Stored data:
:::
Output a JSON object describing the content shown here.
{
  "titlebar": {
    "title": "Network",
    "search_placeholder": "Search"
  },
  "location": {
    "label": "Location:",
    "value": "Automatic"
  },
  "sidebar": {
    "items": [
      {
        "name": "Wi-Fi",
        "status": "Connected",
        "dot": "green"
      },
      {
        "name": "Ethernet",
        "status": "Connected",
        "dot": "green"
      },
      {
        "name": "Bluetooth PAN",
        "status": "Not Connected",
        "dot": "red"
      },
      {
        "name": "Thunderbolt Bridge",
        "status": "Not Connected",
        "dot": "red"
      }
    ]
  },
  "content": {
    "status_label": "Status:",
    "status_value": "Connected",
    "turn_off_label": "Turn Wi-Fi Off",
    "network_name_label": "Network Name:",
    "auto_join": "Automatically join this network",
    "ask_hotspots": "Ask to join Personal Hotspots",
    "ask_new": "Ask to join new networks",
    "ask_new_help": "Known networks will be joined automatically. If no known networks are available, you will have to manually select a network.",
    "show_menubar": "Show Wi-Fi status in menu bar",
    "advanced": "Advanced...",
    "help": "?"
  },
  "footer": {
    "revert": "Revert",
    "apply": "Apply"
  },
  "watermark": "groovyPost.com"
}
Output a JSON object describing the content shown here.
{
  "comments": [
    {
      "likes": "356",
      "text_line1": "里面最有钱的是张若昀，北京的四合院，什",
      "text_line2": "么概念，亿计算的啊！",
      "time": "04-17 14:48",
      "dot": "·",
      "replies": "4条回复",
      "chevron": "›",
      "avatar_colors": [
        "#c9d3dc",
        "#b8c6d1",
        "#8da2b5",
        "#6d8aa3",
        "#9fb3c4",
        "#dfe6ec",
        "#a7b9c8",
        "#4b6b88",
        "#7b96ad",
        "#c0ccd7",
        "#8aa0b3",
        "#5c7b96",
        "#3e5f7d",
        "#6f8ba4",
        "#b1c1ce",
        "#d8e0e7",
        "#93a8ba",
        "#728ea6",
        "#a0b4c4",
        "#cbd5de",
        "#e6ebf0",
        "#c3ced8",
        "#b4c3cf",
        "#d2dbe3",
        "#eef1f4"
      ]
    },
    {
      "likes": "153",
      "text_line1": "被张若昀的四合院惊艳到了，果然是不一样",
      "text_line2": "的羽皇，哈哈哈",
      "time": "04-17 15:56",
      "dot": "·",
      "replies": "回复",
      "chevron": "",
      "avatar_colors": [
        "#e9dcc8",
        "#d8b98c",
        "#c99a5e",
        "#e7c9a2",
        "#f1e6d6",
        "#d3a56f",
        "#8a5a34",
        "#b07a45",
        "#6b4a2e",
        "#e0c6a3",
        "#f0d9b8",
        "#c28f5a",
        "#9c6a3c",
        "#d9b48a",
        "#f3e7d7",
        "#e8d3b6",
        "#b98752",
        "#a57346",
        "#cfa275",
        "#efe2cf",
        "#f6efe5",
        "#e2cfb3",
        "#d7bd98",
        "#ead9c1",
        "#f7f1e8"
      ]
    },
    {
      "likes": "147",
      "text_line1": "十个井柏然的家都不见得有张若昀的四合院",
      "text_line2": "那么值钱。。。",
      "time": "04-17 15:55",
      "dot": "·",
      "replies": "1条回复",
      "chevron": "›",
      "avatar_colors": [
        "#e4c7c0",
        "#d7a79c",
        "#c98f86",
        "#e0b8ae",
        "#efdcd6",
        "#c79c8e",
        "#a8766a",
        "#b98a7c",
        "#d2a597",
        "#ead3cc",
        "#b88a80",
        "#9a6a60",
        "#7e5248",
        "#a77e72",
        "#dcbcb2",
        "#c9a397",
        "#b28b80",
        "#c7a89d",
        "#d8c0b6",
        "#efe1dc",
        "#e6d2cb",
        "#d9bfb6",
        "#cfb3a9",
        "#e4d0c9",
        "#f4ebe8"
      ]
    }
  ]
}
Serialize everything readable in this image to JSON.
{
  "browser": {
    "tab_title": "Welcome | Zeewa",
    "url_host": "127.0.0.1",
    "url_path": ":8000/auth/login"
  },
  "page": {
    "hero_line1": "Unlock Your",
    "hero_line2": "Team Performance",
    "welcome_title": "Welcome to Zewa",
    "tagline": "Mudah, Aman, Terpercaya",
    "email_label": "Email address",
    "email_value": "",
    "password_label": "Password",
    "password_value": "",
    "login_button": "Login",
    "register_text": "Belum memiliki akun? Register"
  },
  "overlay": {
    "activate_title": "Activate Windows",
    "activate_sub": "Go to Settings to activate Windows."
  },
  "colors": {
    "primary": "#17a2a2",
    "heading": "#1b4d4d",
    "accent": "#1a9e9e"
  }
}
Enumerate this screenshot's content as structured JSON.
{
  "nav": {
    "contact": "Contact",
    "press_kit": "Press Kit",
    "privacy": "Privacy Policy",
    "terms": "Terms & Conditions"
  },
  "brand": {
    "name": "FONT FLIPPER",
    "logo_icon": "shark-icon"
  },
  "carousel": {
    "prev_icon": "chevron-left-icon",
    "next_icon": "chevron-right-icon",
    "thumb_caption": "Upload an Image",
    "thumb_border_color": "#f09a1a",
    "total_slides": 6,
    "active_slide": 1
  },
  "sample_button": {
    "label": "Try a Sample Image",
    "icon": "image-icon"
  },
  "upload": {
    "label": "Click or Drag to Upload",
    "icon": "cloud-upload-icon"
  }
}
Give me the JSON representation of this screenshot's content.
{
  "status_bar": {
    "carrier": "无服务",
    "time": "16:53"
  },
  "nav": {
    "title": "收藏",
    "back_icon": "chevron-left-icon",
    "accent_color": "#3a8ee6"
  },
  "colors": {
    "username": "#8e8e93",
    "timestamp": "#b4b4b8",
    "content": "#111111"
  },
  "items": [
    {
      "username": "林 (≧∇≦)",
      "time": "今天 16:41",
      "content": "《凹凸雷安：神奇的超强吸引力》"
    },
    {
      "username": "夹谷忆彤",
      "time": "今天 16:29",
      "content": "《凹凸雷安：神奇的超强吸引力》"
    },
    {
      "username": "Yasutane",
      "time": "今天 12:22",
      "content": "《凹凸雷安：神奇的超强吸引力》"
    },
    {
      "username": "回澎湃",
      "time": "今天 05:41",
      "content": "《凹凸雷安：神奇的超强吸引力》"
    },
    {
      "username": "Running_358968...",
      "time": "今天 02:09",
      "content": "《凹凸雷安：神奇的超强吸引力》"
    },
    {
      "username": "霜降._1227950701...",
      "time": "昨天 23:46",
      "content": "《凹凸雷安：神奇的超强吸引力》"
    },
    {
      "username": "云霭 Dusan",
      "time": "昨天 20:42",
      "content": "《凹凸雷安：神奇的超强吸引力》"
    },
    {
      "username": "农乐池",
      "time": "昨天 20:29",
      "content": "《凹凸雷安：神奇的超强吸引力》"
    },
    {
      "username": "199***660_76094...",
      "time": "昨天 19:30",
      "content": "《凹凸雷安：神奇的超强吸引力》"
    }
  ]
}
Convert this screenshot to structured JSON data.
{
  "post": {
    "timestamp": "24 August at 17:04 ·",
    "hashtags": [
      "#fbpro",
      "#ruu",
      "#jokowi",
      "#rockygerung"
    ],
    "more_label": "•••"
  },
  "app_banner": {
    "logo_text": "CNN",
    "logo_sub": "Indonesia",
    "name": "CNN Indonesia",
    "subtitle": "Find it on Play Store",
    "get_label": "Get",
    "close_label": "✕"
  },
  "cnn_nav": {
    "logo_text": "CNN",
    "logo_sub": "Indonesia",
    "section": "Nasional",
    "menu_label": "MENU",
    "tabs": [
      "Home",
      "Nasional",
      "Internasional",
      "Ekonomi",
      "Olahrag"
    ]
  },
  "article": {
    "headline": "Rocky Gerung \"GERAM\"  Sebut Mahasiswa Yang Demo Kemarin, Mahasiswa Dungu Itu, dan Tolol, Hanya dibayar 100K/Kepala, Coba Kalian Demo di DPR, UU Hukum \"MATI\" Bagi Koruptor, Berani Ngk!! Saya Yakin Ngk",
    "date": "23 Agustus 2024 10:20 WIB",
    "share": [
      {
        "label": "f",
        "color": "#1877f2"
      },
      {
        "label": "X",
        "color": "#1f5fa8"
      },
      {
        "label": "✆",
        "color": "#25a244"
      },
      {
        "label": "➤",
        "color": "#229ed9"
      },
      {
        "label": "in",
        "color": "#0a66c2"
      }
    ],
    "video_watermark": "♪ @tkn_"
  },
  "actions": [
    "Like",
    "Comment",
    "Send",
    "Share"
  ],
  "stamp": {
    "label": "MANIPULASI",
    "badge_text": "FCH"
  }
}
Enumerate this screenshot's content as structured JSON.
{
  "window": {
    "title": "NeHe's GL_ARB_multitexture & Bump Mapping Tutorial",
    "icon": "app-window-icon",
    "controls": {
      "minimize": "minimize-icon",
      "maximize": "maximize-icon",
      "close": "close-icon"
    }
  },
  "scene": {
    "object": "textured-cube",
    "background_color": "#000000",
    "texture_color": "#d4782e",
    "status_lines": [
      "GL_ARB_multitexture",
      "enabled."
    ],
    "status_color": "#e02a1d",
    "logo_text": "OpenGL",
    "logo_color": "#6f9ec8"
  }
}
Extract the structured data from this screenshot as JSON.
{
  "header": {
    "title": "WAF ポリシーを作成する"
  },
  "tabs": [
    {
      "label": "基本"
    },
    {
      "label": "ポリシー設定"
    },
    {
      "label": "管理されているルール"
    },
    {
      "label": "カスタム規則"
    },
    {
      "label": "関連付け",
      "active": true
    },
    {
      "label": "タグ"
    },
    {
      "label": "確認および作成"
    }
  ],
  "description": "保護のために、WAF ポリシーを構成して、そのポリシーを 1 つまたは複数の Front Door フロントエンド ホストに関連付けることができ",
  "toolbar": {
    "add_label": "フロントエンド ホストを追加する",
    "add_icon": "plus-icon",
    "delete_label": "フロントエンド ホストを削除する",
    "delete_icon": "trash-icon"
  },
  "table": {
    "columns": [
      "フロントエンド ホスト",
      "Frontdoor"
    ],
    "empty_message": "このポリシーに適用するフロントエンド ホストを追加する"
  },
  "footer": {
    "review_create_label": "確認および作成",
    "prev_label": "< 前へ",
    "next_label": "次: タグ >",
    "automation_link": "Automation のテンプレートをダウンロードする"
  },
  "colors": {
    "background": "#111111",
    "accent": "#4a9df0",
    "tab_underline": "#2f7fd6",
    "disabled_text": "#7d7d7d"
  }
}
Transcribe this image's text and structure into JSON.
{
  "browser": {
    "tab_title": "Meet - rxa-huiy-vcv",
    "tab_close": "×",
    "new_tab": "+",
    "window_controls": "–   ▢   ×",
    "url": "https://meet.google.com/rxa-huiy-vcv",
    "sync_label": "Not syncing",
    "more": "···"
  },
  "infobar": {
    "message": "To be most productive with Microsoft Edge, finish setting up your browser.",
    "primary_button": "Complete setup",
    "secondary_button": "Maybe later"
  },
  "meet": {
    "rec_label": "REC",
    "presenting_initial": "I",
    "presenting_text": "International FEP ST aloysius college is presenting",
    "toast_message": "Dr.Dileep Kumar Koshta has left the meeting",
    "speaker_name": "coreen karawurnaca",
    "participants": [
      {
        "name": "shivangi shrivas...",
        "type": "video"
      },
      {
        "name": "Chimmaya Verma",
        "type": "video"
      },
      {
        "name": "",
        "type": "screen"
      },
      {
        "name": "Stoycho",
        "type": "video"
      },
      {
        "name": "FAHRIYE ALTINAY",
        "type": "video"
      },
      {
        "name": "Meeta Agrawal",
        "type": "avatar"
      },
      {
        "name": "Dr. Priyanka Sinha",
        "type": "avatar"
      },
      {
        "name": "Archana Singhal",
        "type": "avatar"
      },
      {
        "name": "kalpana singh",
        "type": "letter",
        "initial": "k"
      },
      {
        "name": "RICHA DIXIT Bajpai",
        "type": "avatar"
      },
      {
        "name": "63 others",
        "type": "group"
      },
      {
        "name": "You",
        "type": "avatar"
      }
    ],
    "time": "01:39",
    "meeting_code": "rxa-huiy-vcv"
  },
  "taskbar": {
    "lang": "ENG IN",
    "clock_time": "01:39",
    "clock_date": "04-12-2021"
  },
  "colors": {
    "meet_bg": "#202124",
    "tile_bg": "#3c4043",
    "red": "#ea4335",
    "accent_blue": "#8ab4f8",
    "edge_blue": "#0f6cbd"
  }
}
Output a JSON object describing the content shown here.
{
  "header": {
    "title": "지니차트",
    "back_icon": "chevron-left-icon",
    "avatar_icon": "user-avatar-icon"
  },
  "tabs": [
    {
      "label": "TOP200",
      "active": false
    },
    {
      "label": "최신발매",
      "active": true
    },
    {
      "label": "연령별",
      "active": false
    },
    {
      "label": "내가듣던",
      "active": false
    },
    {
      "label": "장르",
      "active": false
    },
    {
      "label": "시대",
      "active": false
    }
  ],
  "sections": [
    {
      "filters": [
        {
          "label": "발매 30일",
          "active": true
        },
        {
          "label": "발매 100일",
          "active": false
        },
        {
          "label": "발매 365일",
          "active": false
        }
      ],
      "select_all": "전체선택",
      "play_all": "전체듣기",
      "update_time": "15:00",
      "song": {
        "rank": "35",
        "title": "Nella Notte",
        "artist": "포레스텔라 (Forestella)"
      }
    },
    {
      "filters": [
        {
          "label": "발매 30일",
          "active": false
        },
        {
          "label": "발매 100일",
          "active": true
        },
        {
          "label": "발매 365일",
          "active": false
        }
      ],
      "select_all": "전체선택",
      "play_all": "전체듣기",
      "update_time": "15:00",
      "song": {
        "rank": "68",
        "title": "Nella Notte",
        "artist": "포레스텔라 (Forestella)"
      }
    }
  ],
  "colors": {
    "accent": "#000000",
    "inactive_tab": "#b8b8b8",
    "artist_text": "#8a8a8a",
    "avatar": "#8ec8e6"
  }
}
:::
• _What to produce_:
Go through the listing above and return every line where the word "structured" occurs.

• _Answer below_:
Enumerate this screenshot's content as structured JSON.
Convert this screenshot to structured JSON data.
Enumerate this screenshot's content as structured JSON.
Extract the structured data from this screenshot as JSON.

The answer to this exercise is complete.